INPUT ROWS:
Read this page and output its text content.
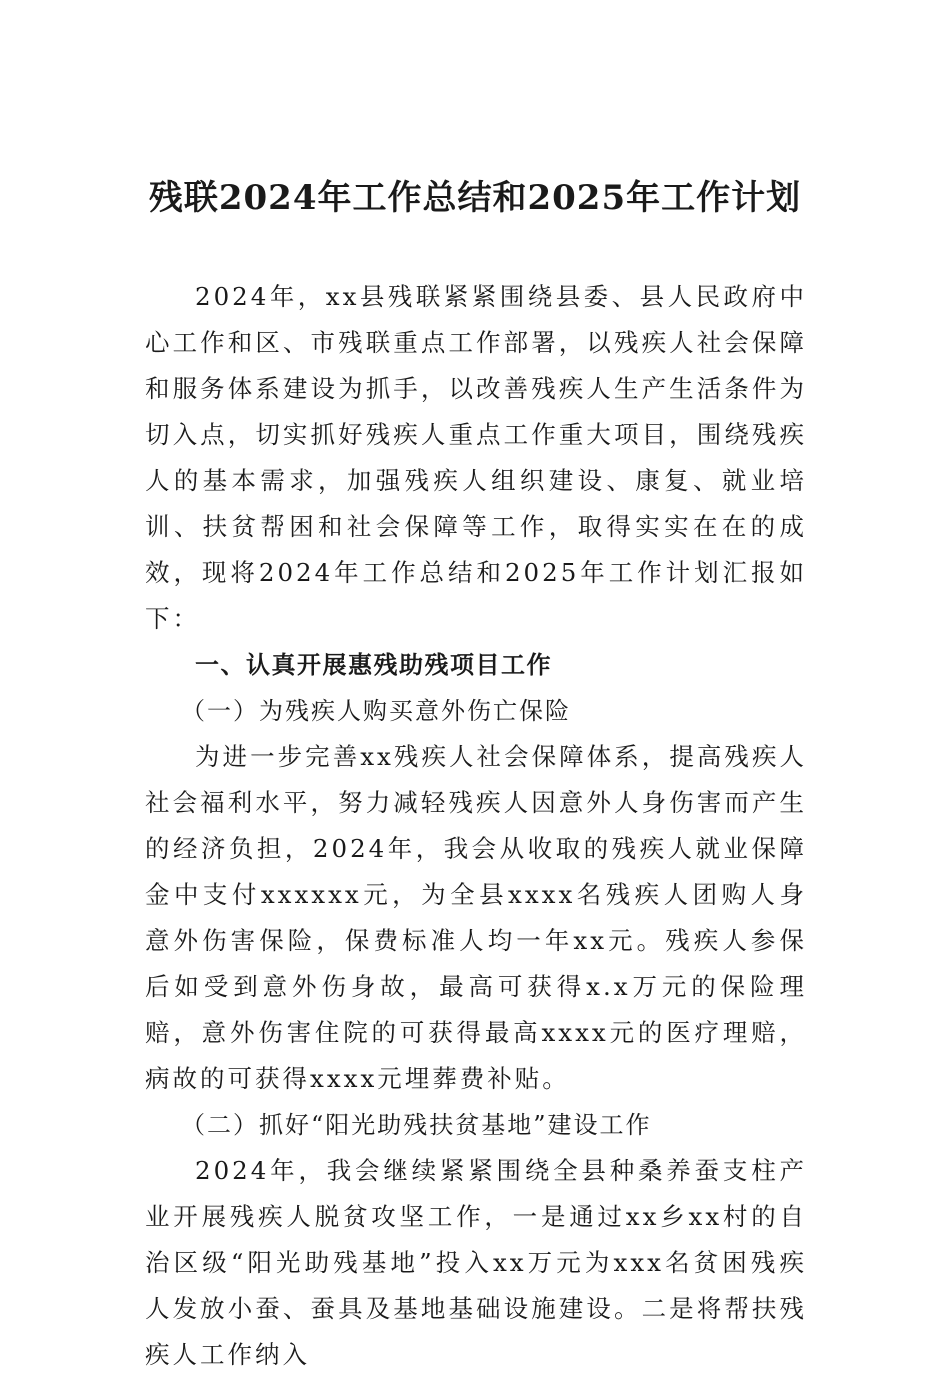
残联2024年工作总结和2025年工作计划

2024年，xx县残联紧紧围绕县委、县人民政府中心工作和区、市残联重点工作部署，以残疾人社会保障和服务体系建设为抓手，以改善残疾人生产生活条件为切入点，切实抓好残疾人重点工作重大项目，围绕残疾人的基本需求，加强残疾人组织建设、康复、就业培训、扶贫帮困和社会保障等工作，取得实实在在的成效，现将2024年工作总结和2025年工作计划汇报如下：

一、认真开展惠残助残项目工作

（一）为残疾人购买意外伤亡保险

为进一步完善xx残疾人社会保障体系，提高残疾人社会福利水平，努力减轻残疾人因意外人身伤害而产生的经济负担，2024年，我会从收取的残疾人就业保障金中支付xxxxxx元，为全县xxxx名残疾人团购人身意外伤害保险，保费标准人均一年xx元。残疾人参保后如受到意外伤身故，最高可获得x.x万元的保险理赔，意外伤害住院的可获得最高xxxx元的医疗理赔，病故的可获得xxxx元埋葬费补贴。

（二）抓好“阳光助残扶贫基地”建设工作

2024年，我会继续紧紧围绕全县种桑养蚕支柱产业开展残疾人脱贫攻坚工作，一是通过xx乡xx村的自治区级“阳光助残基地”投入xx万元为xxx名贫困残疾人发放小蚕、蚕具及基地基础设施建设。二是将帮扶残疾人工作纳入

OBJECTIVE: Restate the entire listing word for word, excluding pictures.

SOLUTION TO THIS TASK:
Read this page and output its text content.
残联2024年工作总结和2025年工作计划

2024年，xx县残联紧紧围绕县委、县人民政府中心工作和区、市残联重点工作部署，以残疾人社会保障和服务体系建设为抓手，以改善残疾人生产生活条件为切入点，切实抓好残疾人重点工作重大项目，围绕残疾人的基本需求，加强残疾人组织建设、康复、就业培训、扶贫帮困和社会保障等工作，取得实实在在的成效，现将2024年工作总结和2025年工作计划汇报如下：

一、认真开展惠残助残项目工作

（一）为残疾人购买意外伤亡保险

为进一步完善xx残疾人社会保障体系，提高残疾人社会福利水平，努力减轻残疾人因意外人身伤害而产生的经济负担，2024年，我会从收取的残疾人就业保障金中支付xxxxxx元，为全县xxxx名残疾人团购人身意外伤害保险，保费标准人均一年xx元。残疾人参保后如受到意外伤身故，最高可获得x.x万元的保险理赔，意外伤害住院的可获得最高xxxx元的医疗理赔，病故的可获得xxxx元埋葬费补贴。

（二）抓好“阳光助残扶贫基地”建设工作

2024年，我会继续紧紧围绕全县种桑养蚕支柱产业开展残疾人脱贫攻坚工作，一是通过xx乡xx村的自治区级“阳光助残基地”投入xx万元为xxx名贫困残疾人发放小蚕、蚕具及基地基础设施建设。二是将帮扶残疾人工作纳入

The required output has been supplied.